(Layout region records)
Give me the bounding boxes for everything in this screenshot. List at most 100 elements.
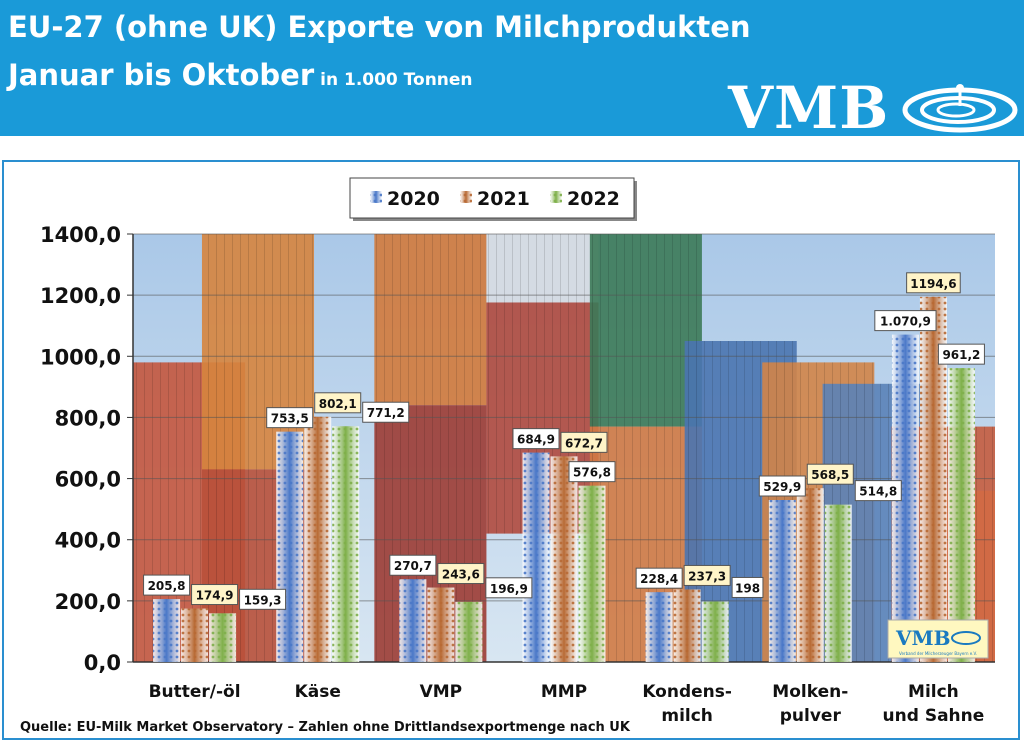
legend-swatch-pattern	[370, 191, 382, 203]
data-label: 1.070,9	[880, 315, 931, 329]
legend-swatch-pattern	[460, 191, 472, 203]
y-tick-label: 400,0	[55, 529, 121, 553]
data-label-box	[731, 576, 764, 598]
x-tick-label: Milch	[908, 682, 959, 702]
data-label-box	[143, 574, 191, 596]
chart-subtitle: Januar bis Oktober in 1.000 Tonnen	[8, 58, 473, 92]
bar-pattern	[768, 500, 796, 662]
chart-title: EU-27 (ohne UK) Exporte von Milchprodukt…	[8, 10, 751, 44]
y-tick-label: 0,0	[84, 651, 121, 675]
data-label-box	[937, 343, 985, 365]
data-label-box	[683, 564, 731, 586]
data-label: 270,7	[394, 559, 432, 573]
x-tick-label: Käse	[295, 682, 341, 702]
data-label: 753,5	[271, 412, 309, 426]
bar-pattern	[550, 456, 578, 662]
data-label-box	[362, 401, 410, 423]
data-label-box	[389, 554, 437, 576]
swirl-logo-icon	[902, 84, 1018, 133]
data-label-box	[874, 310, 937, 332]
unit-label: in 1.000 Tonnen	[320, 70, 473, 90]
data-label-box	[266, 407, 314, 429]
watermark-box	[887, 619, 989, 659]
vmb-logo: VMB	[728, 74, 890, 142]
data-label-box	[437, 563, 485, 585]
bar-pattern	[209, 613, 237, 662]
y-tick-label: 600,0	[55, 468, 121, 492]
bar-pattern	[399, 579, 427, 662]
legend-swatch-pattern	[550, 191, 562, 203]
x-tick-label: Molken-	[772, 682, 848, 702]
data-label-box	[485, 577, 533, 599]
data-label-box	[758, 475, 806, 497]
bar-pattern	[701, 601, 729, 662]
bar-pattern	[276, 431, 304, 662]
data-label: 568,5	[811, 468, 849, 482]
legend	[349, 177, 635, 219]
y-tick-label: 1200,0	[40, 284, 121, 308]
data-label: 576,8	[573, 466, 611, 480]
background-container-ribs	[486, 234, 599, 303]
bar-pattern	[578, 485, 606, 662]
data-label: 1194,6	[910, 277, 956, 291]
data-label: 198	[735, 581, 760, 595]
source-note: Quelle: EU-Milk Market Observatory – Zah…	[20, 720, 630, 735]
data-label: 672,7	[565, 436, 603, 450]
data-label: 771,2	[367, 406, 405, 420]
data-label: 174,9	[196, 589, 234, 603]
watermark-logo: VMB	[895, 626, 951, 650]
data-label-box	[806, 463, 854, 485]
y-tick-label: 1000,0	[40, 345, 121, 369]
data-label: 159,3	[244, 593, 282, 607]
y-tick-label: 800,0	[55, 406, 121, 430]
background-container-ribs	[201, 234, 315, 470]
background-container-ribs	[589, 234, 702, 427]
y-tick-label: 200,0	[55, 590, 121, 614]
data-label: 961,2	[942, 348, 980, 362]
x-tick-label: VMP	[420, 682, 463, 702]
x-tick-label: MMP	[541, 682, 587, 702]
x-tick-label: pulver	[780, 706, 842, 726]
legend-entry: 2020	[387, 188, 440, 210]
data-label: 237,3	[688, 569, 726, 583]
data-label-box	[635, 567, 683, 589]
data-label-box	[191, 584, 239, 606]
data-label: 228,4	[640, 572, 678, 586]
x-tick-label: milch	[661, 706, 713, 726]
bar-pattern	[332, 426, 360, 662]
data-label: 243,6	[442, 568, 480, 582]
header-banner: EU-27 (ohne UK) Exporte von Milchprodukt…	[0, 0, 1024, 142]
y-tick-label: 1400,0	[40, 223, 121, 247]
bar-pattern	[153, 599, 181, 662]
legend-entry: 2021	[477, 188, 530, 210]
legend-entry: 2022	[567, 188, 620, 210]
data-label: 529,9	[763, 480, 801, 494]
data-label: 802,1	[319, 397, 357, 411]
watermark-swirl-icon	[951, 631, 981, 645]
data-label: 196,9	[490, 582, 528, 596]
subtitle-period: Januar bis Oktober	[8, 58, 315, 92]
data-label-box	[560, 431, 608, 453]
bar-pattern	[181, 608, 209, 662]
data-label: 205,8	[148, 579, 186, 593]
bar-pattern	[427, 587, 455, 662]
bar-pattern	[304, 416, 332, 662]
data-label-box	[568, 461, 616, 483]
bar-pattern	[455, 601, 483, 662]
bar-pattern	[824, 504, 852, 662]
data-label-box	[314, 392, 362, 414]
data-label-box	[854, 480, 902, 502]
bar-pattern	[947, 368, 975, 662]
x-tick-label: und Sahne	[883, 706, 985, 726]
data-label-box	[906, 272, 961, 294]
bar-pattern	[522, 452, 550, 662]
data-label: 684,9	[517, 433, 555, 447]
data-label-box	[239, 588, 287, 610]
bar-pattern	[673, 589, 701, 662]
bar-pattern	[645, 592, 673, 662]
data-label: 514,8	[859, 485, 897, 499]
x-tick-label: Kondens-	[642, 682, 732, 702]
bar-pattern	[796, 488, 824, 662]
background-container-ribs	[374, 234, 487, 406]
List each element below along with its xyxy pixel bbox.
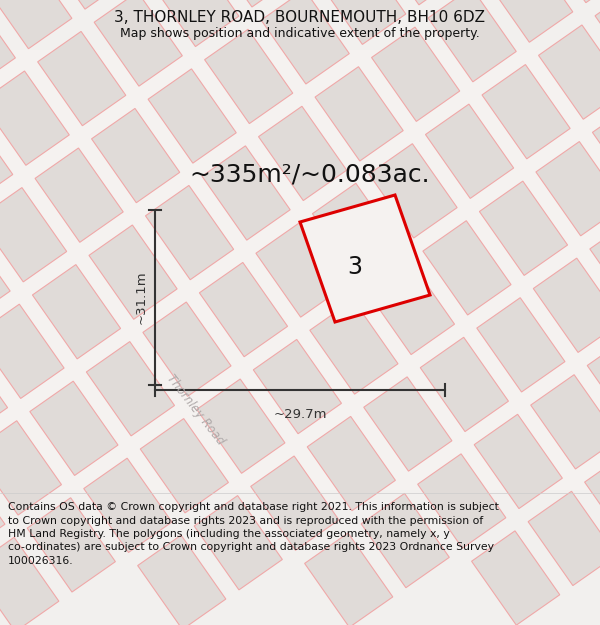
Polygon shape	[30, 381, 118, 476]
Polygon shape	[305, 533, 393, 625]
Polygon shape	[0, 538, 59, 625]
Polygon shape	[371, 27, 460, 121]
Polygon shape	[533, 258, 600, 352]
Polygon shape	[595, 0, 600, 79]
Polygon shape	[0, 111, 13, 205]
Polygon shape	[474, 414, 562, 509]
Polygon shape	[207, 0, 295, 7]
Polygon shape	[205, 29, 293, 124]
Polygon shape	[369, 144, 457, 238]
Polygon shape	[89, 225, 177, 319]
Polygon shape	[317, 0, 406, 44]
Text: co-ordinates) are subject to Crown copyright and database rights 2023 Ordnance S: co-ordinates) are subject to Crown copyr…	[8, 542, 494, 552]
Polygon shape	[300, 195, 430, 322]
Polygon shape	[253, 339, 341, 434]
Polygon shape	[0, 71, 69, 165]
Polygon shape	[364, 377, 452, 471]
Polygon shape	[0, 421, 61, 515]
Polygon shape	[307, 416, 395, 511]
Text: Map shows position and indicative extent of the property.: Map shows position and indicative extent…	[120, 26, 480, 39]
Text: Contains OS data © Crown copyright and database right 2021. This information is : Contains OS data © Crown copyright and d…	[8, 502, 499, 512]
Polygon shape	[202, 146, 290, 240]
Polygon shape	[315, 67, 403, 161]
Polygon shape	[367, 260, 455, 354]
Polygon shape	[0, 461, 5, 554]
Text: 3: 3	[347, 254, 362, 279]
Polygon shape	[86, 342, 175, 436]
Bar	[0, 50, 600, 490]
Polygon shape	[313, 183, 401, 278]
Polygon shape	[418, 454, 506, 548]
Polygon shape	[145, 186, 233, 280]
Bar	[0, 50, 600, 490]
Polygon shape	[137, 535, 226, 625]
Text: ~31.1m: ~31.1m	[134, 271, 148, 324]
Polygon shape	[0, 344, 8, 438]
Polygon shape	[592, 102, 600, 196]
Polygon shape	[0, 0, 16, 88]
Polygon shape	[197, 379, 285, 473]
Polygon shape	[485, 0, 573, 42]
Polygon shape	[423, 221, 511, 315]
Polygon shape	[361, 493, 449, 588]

▶ _Instructions to follow_
Could you reproduce every line of the entries above verbatim, leaving out the pictures?

▶ _Answer to this exercise_
Give me the bounding boxes for everything in this screenshot. List at most 100 elements.
legend-swatch-pattern	[370, 191, 382, 203]
data-label: 1.070,9	[880, 315, 931, 329]
legend-swatch-pattern	[460, 191, 472, 203]
y-tick-label: 400,0	[55, 529, 121, 553]
data-label-box	[731, 576, 764, 598]
x-tick-label: Milch	[908, 682, 959, 702]
data-label-box	[143, 574, 191, 596]
chart-subtitle: Januar bis Oktober in 1.000 Tonnen	[8, 58, 473, 92]
bar-pattern	[768, 500, 796, 662]
chart-title: EU-27 (ohne UK) Exporte von Milchprodukt…	[8, 10, 751, 44]
y-tick-label: 0,0	[84, 651, 121, 675]
data-label-box	[937, 343, 985, 365]
data-label-box	[683, 564, 731, 586]
data-label: 270,7	[394, 559, 432, 573]
x-tick-label: Käse	[295, 682, 341, 702]
data-label: 753,5	[271, 412, 309, 426]
bar-pattern	[550, 456, 578, 662]
data-label-box	[362, 401, 410, 423]
data-label-box	[389, 554, 437, 576]
swirl-logo-icon	[902, 84, 1018, 133]
data-label-box	[874, 310, 937, 332]
unit-label: in 1.000 Tonnen	[320, 70, 473, 90]
data-label-box	[266, 407, 314, 429]
watermark-box	[887, 619, 989, 659]
vmb-logo: VMB	[728, 74, 890, 142]
data-label-box	[437, 563, 485, 585]
bar-pattern	[209, 613, 237, 662]
y-tick-label: 600,0	[55, 468, 121, 492]
bar-pattern	[399, 579, 427, 662]
legend-swatch-pattern	[550, 191, 562, 203]
x-tick-label: Molken-	[772, 682, 848, 702]
data-label-box	[485, 577, 533, 599]
data-label-box	[758, 475, 806, 497]
bar-pattern	[701, 601, 729, 662]
bar-pattern	[276, 431, 304, 662]
data-label: 568,5	[811, 468, 849, 482]
legend	[349, 177, 635, 219]
y-tick-label: 1200,0	[40, 284, 121, 308]
data-label: 576,8	[573, 466, 611, 480]
background-container-ribs	[486, 234, 599, 303]
bar-pattern	[578, 485, 606, 662]
data-label: 1194,6	[910, 277, 956, 291]
data-label: 198	[735, 581, 760, 595]
source-note: Quelle: EU-Milk Market Observatory – Zah…	[20, 720, 630, 735]
data-label: 672,7	[565, 436, 603, 450]
data-label: 771,2	[367, 406, 405, 420]
data-label: 174,9	[196, 589, 234, 603]
watermark-logo: VMB	[895, 626, 951, 650]
data-label-box	[806, 463, 854, 485]
y-tick-label: 1000,0	[40, 345, 121, 369]
data-label: 159,3	[244, 593, 282, 607]
y-tick-label: 800,0	[55, 406, 121, 430]
background-container-ribs	[201, 234, 315, 470]
background-container-ribs	[589, 234, 702, 427]
y-tick-label: 200,0	[55, 590, 121, 614]
data-label: 961,2	[942, 348, 980, 362]
x-tick-label: VMP	[420, 682, 463, 702]
x-tick-label: MMP	[541, 682, 587, 702]
x-tick-label: pulver	[780, 706, 842, 726]
legend-entry: 2020	[387, 188, 440, 210]
data-label: 237,3	[688, 569, 726, 583]
data-label-box	[635, 567, 683, 589]
data-label-box	[191, 584, 239, 606]
data-label: 228,4	[640, 572, 678, 586]
x-tick-label: milch	[661, 706, 713, 726]
bar-pattern	[332, 426, 360, 662]
data-label: 243,6	[442, 568, 480, 582]
header-banner: EU-27 (ohne UK) Exporte von Milchprodukt…	[0, 0, 1024, 142]
y-tick-label: 1400,0	[40, 223, 121, 247]
bar-pattern	[153, 599, 181, 662]
legend-entry: 2021	[477, 188, 530, 210]
legend-entry: 2022	[567, 188, 620, 210]
data-label: 529,9	[763, 480, 801, 494]
data-label: 802,1	[319, 397, 357, 411]
watermark-swirl-icon	[951, 631, 981, 645]
data-label: 196,9	[490, 582, 528, 596]
subtitle-period: Januar bis Oktober	[8, 58, 315, 92]
data-label-box	[560, 431, 608, 453]
bar-pattern	[181, 608, 209, 662]
data-label: 205,8	[148, 579, 186, 593]
bar-pattern	[427, 587, 455, 662]
bar-pattern	[304, 416, 332, 662]
data-label-box	[568, 461, 616, 483]
bar-pattern	[455, 601, 483, 662]
bar-pattern	[824, 504, 852, 662]
data-label-box	[314, 392, 362, 414]
data-label-box	[854, 480, 902, 502]
bar-pattern	[947, 368, 975, 662]
x-tick-label: und Sahne	[883, 706, 985, 726]
data-label-box	[906, 272, 961, 294]
bar-pattern	[522, 452, 550, 662]
data-label: 684,9	[517, 433, 555, 447]
data-label-box	[239, 588, 287, 610]
bar-pattern	[673, 589, 701, 662]
bar-pattern	[645, 592, 673, 662]
data-label: 514,8	[859, 485, 897, 499]
x-tick-label: Kondens-	[642, 682, 732, 702]
bar-pattern	[796, 488, 824, 662]
background-container-ribs	[374, 234, 487, 406]
List each element below along with its xyxy pixel bbox.
Polygon shape	[30, 381, 118, 476]
Polygon shape	[305, 533, 393, 625]
Polygon shape	[0, 538, 59, 625]
Polygon shape	[371, 27, 460, 121]
Polygon shape	[533, 258, 600, 352]
Polygon shape	[595, 0, 600, 79]
Polygon shape	[0, 111, 13, 205]
Polygon shape	[474, 414, 562, 509]
Polygon shape	[207, 0, 295, 7]
Polygon shape	[205, 29, 293, 124]
Polygon shape	[369, 144, 457, 238]
Polygon shape	[89, 225, 177, 319]
Polygon shape	[317, 0, 406, 44]
Text: co-ordinates) are subject to Crown copyright and database rights 2023 Ordnance S: co-ordinates) are subject to Crown copyr…	[8, 542, 494, 552]
Polygon shape	[300, 195, 430, 322]
Polygon shape	[253, 339, 341, 434]
Polygon shape	[0, 71, 69, 165]
Polygon shape	[364, 377, 452, 471]
Polygon shape	[0, 421, 61, 515]
Polygon shape	[307, 416, 395, 511]
Text: Map shows position and indicative extent of the property.: Map shows position and indicative extent…	[120, 26, 480, 39]
Text: Contains OS data © Crown copyright and database right 2021. This information is : Contains OS data © Crown copyright and d…	[8, 502, 499, 512]
Polygon shape	[202, 146, 290, 240]
Polygon shape	[315, 67, 403, 161]
Polygon shape	[367, 260, 455, 354]
Polygon shape	[0, 461, 5, 554]
Text: 3: 3	[347, 254, 362, 279]
Polygon shape	[86, 342, 175, 436]
Bar	[0, 50, 600, 490]
Polygon shape	[313, 183, 401, 278]
Polygon shape	[418, 454, 506, 548]
Polygon shape	[145, 186, 233, 280]
Bar	[0, 50, 600, 490]
Polygon shape	[137, 535, 226, 625]
Text: ~31.1m: ~31.1m	[134, 271, 148, 324]
Polygon shape	[0, 344, 8, 438]
Polygon shape	[592, 102, 600, 196]
Polygon shape	[0, 0, 16, 88]
Polygon shape	[197, 379, 285, 473]
Polygon shape	[485, 0, 573, 42]
Polygon shape	[423, 221, 511, 315]
Polygon shape	[361, 493, 449, 588]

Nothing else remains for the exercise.